+++ Extracted entries

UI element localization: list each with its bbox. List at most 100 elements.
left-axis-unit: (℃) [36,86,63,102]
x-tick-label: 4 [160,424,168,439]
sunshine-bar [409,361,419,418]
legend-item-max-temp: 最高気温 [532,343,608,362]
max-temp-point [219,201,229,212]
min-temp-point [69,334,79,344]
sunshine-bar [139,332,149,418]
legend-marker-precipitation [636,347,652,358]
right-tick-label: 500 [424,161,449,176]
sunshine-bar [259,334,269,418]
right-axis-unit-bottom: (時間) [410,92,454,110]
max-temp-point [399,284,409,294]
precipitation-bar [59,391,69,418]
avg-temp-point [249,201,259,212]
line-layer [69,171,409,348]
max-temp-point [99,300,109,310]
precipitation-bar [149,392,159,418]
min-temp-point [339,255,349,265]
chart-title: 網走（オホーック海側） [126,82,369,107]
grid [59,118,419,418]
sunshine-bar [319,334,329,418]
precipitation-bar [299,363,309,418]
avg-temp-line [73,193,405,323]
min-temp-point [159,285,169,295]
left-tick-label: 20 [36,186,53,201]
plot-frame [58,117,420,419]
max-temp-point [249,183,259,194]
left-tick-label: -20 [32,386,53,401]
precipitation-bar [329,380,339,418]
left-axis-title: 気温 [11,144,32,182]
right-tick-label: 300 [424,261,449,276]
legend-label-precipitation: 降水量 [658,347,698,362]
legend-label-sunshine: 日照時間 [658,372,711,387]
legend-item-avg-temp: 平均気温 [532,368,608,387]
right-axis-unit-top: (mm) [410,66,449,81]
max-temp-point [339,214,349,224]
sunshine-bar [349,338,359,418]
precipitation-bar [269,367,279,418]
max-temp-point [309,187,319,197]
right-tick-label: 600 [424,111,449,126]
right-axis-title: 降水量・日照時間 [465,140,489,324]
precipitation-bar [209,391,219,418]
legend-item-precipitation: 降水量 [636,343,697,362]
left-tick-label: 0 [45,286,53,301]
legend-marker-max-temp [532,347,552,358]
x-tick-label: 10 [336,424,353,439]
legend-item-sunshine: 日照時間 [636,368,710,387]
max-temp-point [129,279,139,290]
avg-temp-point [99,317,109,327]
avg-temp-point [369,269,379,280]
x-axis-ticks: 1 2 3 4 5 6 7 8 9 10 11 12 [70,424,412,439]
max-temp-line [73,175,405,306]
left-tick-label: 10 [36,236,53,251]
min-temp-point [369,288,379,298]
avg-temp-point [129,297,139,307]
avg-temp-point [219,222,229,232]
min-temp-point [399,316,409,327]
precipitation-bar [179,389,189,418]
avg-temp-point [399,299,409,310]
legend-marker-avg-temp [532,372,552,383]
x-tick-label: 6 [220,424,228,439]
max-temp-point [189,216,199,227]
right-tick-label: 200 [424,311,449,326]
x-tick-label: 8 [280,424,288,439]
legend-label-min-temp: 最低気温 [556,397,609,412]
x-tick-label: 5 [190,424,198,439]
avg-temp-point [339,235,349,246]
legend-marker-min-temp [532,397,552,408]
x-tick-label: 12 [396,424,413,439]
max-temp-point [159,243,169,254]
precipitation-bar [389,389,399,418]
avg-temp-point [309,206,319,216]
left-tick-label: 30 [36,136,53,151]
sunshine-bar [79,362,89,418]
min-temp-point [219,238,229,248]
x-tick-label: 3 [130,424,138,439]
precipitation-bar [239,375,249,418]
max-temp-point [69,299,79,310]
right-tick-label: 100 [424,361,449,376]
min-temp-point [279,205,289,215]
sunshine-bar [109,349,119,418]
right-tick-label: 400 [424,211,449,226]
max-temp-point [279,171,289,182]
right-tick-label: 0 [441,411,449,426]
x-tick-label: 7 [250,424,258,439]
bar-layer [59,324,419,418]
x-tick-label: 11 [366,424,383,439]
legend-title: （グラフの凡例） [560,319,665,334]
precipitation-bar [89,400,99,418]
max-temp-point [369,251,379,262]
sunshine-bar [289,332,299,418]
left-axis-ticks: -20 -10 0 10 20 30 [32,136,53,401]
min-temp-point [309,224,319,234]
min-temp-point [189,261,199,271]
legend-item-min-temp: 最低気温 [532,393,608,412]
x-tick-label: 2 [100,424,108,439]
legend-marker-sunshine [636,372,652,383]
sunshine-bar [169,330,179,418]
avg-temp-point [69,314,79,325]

++++++

Update the entries by replacing every occurrence of "precipitation-bar" with "rainfall-bar", and leave everything else unchanged.

§ **The solution**
UI element localization: list each with its bbox. List at most 100 elements.
left-axis-unit: (℃) [36,86,63,102]
x-tick-label: 4 [160,424,168,439]
sunshine-bar [409,361,419,418]
legend-item-max-temp: 最高気温 [532,343,608,362]
max-temp-point [219,201,229,212]
min-temp-point [69,334,79,344]
sunshine-bar [139,332,149,418]
legend-marker-precipitation [636,347,652,358]
right-tick-label: 500 [424,161,449,176]
sunshine-bar [259,334,269,418]
right-axis-unit-bottom: (時間) [410,92,454,110]
max-temp-point [399,284,409,294]
rainfall-bar [59,391,69,418]
avg-temp-point [249,201,259,212]
line-layer [69,171,409,348]
max-temp-point [99,300,109,310]
rainfall-bar [149,392,159,418]
min-temp-point [339,255,349,265]
chart-title: 網走（オホーック海側） [126,82,369,107]
grid [59,118,419,418]
sunshine-bar [319,334,329,418]
rainfall-bar [299,363,309,418]
avg-temp-line [73,193,405,323]
min-temp-point [159,285,169,295]
left-tick-label: 20 [36,186,53,201]
plot-frame [58,117,420,419]
max-temp-point [249,183,259,194]
left-tick-label: -20 [32,386,53,401]
rainfall-bar [329,380,339,418]
left-axis-title: 気温 [11,144,32,182]
right-tick-label: 300 [424,261,449,276]
legend-label-precipitation: 降水量 [658,347,698,362]
legend-label-sunshine: 日照時間 [658,372,711,387]
legend-item-avg-temp: 平均気温 [532,368,608,387]
right-axis-unit-top: (mm) [410,66,449,81]
max-temp-point [339,214,349,224]
sunshine-bar [349,338,359,418]
rainfall-bar [269,367,279,418]
max-temp-point [309,187,319,197]
right-tick-label: 600 [424,111,449,126]
right-axis-title: 降水量・日照時間 [465,140,489,324]
rainfall-bar [209,391,219,418]
legend-item-precipitation: 降水量 [636,343,697,362]
left-tick-label: 0 [45,286,53,301]
legend-marker-max-temp [532,347,552,358]
x-tick-label: 10 [336,424,353,439]
legend-item-sunshine: 日照時間 [636,368,710,387]
max-temp-point [129,279,139,290]
avg-temp-point [99,317,109,327]
avg-temp-point [369,269,379,280]
x-axis-ticks: 1 2 3 4 5 6 7 8 9 10 11 12 [70,424,412,439]
max-temp-line [73,175,405,306]
left-tick-label: 10 [36,236,53,251]
min-temp-point [369,288,379,298]
avg-temp-point [129,297,139,307]
avg-temp-point [219,222,229,232]
min-temp-point [399,316,409,327]
rainfall-bar [179,389,189,418]
avg-temp-point [399,299,409,310]
legend-marker-avg-temp [532,372,552,383]
x-tick-label: 6 [220,424,228,439]
max-temp-point [189,216,199,227]
right-tick-label: 200 [424,311,449,326]
x-tick-label: 8 [280,424,288,439]
legend-label-min-temp: 最低気温 [556,397,609,412]
x-tick-label: 5 [190,424,198,439]
avg-temp-point [339,235,349,246]
legend-marker-min-temp [532,397,552,408]
x-tick-label: 12 [396,424,413,439]
max-temp-point [159,243,169,254]
rainfall-bar [389,389,399,418]
avg-temp-point [309,206,319,216]
left-tick-label: 30 [36,136,53,151]
sunshine-bar [79,362,89,418]
min-temp-point [219,238,229,248]
x-tick-label: 3 [130,424,138,439]
rainfall-bar [239,375,249,418]
max-temp-point [69,299,79,310]
right-tick-label: 100 [424,361,449,376]
min-temp-point [279,205,289,215]
sunshine-bar [109,349,119,418]
right-tick-label: 400 [424,211,449,226]
max-temp-point [279,171,289,182]
right-tick-label: 0 [441,411,449,426]
x-tick-label: 7 [250,424,258,439]
bar-layer [59,324,419,418]
x-tick-label: 11 [366,424,383,439]
legend-title: （グラフの凡例） [560,319,665,334]
rainfall-bar [89,400,99,418]
max-temp-point [369,251,379,262]
sunshine-bar [289,332,299,418]
left-axis-ticks: -20 -10 0 10 20 30 [32,136,53,401]
min-temp-point [309,224,319,234]
min-temp-point [189,261,199,271]
legend-item-min-temp: 最低気温 [532,393,608,412]
x-tick-label: 2 [100,424,108,439]
legend-marker-sunshine [636,372,652,383]
sunshine-bar [169,330,179,418]
avg-temp-point [69,314,79,325]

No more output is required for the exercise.